Data extracted from a collection
--- Begin ---
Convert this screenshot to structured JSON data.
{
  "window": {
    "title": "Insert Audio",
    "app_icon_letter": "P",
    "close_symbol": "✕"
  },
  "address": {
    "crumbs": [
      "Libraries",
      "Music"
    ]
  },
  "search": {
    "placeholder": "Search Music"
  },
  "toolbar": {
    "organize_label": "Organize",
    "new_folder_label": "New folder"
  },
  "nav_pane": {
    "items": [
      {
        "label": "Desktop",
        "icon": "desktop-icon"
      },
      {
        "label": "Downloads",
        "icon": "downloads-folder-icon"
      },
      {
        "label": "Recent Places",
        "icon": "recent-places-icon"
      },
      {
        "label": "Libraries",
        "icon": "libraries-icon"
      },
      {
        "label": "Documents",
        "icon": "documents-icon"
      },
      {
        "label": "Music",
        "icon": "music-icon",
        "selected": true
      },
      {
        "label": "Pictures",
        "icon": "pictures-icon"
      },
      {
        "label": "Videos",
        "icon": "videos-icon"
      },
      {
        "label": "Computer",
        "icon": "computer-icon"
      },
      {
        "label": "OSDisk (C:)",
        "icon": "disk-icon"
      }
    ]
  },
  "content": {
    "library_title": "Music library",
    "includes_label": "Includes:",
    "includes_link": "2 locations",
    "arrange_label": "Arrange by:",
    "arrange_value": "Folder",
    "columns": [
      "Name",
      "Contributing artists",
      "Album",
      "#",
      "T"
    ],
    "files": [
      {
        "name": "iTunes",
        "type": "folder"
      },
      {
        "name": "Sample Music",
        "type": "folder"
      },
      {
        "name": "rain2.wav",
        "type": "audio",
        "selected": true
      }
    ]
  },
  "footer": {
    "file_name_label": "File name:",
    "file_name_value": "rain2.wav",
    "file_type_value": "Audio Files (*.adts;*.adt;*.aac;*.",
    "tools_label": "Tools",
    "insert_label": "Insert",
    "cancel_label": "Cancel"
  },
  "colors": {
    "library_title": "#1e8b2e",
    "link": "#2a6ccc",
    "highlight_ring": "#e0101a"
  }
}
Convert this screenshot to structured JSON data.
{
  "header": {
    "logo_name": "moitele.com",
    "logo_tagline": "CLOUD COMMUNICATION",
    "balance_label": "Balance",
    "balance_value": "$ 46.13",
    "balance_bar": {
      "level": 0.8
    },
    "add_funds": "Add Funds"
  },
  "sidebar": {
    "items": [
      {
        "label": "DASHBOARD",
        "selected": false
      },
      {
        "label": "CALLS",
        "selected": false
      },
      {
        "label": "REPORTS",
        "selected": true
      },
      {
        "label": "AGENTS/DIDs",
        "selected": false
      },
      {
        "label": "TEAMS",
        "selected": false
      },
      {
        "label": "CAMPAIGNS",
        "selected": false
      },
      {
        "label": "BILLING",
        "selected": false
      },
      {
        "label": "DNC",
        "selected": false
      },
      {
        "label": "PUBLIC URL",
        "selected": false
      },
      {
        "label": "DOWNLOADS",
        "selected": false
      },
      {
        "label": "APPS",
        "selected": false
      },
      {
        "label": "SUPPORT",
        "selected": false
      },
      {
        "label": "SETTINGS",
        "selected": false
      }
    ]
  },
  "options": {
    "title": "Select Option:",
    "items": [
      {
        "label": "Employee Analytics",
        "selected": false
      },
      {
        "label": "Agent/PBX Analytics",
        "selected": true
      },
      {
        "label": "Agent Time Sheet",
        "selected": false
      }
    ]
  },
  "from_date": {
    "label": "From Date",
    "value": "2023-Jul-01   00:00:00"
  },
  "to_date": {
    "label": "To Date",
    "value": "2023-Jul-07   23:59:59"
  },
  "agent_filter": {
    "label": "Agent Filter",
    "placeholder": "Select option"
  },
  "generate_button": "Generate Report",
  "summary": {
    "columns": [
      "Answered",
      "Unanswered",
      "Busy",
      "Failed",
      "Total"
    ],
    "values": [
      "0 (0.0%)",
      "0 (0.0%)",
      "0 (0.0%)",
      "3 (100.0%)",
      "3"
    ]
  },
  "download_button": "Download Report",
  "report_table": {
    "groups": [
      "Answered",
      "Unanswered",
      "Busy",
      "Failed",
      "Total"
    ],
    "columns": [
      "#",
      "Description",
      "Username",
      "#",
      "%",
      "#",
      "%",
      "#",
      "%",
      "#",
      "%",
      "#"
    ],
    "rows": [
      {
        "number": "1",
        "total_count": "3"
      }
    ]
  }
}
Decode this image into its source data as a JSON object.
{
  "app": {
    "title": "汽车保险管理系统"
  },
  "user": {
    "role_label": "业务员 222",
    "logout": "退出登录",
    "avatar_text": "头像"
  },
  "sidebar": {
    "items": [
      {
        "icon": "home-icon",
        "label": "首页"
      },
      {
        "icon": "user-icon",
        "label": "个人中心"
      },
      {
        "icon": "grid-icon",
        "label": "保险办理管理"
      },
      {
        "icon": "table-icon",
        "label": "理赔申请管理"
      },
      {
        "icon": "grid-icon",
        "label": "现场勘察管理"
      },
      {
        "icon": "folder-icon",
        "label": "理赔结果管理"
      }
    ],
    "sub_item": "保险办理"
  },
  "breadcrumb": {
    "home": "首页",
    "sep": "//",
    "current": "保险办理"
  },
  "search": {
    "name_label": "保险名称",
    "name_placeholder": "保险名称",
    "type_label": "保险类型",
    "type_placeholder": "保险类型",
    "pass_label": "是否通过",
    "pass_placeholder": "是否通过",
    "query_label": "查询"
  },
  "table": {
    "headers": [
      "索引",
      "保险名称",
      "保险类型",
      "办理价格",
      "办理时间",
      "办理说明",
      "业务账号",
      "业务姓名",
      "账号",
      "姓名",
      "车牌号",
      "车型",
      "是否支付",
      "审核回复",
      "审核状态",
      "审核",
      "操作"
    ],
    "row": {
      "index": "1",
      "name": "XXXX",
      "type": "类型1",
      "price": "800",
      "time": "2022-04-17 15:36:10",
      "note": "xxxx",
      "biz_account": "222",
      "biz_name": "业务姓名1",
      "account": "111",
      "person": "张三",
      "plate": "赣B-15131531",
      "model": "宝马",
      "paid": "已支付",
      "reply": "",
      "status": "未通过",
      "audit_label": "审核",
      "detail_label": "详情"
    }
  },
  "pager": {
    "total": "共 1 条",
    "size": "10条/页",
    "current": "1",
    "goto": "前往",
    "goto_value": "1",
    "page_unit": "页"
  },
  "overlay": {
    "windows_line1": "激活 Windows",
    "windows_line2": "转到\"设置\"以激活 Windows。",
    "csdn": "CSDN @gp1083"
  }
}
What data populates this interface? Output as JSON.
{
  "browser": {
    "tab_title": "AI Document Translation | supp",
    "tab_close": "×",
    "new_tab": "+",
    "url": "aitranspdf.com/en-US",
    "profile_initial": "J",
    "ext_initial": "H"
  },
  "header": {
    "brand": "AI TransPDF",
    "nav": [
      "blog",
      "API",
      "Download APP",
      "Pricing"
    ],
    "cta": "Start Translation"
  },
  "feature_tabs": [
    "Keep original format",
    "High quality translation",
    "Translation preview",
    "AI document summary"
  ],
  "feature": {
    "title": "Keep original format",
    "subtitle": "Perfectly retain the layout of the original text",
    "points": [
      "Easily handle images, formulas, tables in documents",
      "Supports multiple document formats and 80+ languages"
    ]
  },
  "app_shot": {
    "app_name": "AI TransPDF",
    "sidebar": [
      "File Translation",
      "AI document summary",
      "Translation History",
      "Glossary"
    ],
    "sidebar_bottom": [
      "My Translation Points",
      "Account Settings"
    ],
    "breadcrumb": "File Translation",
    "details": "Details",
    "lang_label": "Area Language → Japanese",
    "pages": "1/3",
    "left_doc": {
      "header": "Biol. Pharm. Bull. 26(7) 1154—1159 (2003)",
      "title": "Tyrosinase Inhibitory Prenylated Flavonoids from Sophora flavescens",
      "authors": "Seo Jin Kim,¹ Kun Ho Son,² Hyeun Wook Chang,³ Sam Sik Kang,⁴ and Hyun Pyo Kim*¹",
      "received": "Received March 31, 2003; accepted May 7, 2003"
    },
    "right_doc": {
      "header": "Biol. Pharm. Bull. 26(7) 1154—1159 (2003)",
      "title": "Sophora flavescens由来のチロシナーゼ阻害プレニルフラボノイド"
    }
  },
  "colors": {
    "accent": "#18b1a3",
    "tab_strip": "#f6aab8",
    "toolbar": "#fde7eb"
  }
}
--- End ---
[AIM OF THE EXERCISE] Count every line in the listing above that holds "保险类型", then report only the count.

[COMPLETE RESPONSE] 3